> [Available data]:

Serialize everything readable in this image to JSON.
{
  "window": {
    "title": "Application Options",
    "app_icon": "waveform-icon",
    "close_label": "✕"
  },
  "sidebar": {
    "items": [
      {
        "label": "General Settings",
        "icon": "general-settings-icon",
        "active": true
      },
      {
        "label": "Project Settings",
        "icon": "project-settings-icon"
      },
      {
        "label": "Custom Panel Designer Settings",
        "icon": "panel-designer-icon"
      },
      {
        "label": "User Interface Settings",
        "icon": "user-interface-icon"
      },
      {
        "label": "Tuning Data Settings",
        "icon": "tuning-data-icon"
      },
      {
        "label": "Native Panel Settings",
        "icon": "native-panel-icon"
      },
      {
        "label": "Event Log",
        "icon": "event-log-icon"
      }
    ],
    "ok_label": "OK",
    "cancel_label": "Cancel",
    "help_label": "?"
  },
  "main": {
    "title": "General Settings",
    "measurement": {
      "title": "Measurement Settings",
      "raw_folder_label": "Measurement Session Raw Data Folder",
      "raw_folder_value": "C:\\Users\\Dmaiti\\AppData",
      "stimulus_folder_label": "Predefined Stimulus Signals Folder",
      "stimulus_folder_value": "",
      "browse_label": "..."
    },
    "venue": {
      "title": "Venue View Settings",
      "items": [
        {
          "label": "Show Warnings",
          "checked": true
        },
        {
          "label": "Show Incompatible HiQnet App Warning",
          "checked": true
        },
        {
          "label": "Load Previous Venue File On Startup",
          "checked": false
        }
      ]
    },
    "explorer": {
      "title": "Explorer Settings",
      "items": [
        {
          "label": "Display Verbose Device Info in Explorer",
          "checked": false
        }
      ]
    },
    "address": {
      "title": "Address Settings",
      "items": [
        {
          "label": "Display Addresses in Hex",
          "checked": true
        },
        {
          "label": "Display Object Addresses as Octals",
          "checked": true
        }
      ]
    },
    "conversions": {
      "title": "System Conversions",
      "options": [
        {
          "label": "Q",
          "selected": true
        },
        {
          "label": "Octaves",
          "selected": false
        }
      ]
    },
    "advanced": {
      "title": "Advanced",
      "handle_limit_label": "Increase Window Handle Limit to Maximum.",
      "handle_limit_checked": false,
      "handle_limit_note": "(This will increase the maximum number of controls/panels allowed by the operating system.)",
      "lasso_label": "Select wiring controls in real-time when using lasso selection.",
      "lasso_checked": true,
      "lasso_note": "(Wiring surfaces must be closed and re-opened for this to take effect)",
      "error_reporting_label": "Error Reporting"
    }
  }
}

> [The task]:
Reproduce the full listing word for word.

> [Complete answer]:
Serialize everything readable in this image to JSON.
{
  "window": {
    "title": "Application Options",
    "app_icon": "waveform-icon",
    "close_label": "✕"
  },
  "sidebar": {
    "items": [
      {
        "label": "General Settings",
        "icon": "general-settings-icon",
        "active": true
      },
      {
        "label": "Project Settings",
        "icon": "project-settings-icon"
      },
      {
        "label": "Custom Panel Designer Settings",
        "icon": "panel-designer-icon"
      },
      {
        "label": "User Interface Settings",
        "icon": "user-interface-icon"
      },
      {
        "label": "Tuning Data Settings",
        "icon": "tuning-data-icon"
      },
      {
        "label": "Native Panel Settings",
        "icon": "native-panel-icon"
      },
      {
        "label": "Event Log",
        "icon": "event-log-icon"
      }
    ],
    "ok_label": "OK",
    "cancel_label": "Cancel",
    "help_label": "?"
  },
  "main": {
    "title": "General Settings",
    "measurement": {
      "title": "Measurement Settings",
      "raw_folder_label": "Measurement Session Raw Data Folder",
      "raw_folder_value": "C:\\Users\\Dmaiti\\AppData",
      "stimulus_folder_label": "Predefined Stimulus Signals Folder",
      "stimulus_folder_value": "",
      "browse_label": "..."
    },
    "venue": {
      "title": "Venue View Settings",
      "items": [
        {
          "label": "Show Warnings",
          "checked": true
        },
        {
          "label": "Show Incompatible HiQnet App Warning",
          "checked": true
        },
        {
          "label": "Load Previous Venue File On Startup",
          "checked": false
        }
      ]
    },
    "explorer": {
      "title": "Explorer Settings",
      "items": [
        {
          "label": "Display Verbose Device Info in Explorer",
          "checked": false
        }
      ]
    },
    "address": {
      "title": "Address Settings",
      "items": [
        {
          "label": "Display Addresses in Hex",
          "checked": true
        },
        {
          "label": "Display Object Addresses as Octals",
          "checked": true
        }
      ]
    },
    "conversions": {
      "title": "System Conversions",
      "options": [
        {
          "label": "Q",
          "selected": true
        },
        {
          "label": "Octaves",
          "selected": false
        }
      ]
    },
    "advanced": {
      "title": "Advanced",
      "handle_limit_label": "Increase Window Handle Limit to Maximum.",
      "handle_limit_checked": false,
      "handle_limit_note": "(This will increase the maximum number of controls/panels allowed by the operating system.)",
      "lasso_label": "Select wiring controls in real-time when using lasso selection.",
      "lasso_checked": true,
      "lasso_note": "(Wiring surfaces must be closed and re-opened for this to take effect)",
      "error_reporting_label": "Error Reporting"
    }
  }
}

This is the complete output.